**Exercise objective**:
Copy every line of the records below where the word "кадастровой" occurs.

**Excerpted data**:

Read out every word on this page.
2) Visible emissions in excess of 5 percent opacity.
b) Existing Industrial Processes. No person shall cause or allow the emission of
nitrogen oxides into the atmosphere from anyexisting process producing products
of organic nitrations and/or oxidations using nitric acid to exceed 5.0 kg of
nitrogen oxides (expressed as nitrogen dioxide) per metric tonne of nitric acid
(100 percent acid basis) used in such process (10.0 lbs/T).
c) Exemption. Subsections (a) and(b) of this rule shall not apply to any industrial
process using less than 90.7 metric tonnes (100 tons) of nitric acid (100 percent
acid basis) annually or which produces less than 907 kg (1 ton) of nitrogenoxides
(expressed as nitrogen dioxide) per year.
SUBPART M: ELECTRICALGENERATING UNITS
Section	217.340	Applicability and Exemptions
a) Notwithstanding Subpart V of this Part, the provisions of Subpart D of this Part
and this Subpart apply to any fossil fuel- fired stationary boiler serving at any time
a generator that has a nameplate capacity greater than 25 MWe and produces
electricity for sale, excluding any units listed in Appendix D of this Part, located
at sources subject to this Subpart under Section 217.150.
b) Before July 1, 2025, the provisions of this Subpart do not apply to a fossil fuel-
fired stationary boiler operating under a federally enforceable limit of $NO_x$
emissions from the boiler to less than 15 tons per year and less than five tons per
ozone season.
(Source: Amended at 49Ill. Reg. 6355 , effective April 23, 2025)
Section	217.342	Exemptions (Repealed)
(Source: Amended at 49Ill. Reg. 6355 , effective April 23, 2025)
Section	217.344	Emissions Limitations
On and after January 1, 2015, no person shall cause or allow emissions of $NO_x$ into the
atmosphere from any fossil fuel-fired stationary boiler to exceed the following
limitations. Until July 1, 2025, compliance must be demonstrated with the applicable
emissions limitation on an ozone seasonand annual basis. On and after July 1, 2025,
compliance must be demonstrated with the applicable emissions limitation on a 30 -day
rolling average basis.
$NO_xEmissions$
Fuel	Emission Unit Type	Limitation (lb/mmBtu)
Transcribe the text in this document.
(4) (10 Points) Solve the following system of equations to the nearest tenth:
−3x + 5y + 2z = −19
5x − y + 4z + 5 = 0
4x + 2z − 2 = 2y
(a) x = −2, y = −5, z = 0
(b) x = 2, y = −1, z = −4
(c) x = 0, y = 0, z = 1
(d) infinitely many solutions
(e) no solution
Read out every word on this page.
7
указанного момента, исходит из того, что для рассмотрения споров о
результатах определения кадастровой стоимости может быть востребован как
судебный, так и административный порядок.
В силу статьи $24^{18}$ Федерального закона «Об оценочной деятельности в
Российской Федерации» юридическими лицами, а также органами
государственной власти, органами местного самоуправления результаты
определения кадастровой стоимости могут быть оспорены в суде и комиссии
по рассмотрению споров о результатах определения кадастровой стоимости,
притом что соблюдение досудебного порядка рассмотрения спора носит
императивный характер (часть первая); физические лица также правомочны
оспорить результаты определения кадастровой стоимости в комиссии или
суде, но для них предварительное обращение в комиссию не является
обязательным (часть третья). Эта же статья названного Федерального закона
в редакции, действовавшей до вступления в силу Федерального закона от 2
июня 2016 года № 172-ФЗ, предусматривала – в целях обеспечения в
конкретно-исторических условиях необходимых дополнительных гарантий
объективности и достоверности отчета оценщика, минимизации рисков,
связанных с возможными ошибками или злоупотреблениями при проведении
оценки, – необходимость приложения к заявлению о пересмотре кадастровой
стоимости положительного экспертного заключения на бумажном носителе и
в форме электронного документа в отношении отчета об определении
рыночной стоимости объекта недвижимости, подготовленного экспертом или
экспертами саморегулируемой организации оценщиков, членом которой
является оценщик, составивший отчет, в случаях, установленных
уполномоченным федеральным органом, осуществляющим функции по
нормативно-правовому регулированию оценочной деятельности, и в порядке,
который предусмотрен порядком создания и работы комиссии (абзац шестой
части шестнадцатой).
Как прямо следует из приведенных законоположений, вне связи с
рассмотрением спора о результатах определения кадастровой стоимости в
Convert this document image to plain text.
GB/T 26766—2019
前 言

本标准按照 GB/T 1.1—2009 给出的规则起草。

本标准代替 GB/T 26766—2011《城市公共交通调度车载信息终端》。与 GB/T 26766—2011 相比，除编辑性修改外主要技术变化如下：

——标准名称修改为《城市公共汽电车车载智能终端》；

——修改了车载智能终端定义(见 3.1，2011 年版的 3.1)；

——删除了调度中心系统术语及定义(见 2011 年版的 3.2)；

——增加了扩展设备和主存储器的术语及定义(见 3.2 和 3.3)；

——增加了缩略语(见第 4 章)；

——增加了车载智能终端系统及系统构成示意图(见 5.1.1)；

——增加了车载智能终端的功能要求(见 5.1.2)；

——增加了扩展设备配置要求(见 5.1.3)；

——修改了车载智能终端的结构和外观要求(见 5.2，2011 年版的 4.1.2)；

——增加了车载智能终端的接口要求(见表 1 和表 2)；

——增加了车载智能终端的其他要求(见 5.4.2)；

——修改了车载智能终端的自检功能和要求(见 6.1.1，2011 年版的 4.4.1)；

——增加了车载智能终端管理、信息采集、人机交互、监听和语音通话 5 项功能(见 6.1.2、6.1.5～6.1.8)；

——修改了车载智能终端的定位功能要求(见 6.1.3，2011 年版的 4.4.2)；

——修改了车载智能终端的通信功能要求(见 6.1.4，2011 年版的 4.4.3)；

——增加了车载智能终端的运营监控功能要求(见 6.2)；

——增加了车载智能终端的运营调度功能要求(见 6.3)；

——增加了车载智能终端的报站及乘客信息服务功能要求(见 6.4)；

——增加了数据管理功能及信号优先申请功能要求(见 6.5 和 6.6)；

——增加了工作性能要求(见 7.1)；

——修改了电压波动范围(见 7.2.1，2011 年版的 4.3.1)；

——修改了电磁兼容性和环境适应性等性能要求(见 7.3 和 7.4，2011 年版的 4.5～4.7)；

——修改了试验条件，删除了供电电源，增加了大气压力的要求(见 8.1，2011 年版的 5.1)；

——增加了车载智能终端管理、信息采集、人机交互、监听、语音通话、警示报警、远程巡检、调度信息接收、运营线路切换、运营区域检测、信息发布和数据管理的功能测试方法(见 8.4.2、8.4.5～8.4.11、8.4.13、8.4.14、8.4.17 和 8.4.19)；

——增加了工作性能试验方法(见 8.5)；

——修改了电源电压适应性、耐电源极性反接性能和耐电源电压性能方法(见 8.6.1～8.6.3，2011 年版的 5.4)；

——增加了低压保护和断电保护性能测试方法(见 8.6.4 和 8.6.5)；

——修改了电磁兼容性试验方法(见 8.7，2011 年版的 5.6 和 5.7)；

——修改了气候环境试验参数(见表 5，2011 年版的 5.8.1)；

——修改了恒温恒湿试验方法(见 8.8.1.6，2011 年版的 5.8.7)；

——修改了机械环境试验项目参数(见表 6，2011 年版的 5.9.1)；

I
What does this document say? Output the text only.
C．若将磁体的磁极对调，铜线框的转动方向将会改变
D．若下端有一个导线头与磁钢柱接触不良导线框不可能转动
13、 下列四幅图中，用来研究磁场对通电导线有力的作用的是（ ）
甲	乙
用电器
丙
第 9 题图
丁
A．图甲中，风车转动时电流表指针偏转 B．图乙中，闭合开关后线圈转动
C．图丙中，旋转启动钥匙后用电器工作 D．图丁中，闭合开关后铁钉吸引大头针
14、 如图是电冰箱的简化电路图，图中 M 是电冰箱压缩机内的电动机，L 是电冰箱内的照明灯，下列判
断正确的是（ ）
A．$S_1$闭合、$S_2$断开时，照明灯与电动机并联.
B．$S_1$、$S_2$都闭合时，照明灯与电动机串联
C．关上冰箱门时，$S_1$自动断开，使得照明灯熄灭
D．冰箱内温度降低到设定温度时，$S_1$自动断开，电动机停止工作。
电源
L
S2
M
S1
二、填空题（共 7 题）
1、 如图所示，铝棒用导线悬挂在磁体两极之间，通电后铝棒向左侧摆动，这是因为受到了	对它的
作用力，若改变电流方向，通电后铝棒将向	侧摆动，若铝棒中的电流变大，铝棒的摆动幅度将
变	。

**Solution to the exercise**:
результатах определения кадастровой стоимости может быть востребован как
определения кадастровой стоимости могут быть оспорены в суде и комиссии
по рассмотрению споров о результатах определения кадастровой стоимости,
оспорить результаты определения кадастровой стоимости в комиссии или
оценки, – необходимость приложения к заявлению о пересмотре кадастровой
рассмотрением спора о результатах определения кадастровой стоимости в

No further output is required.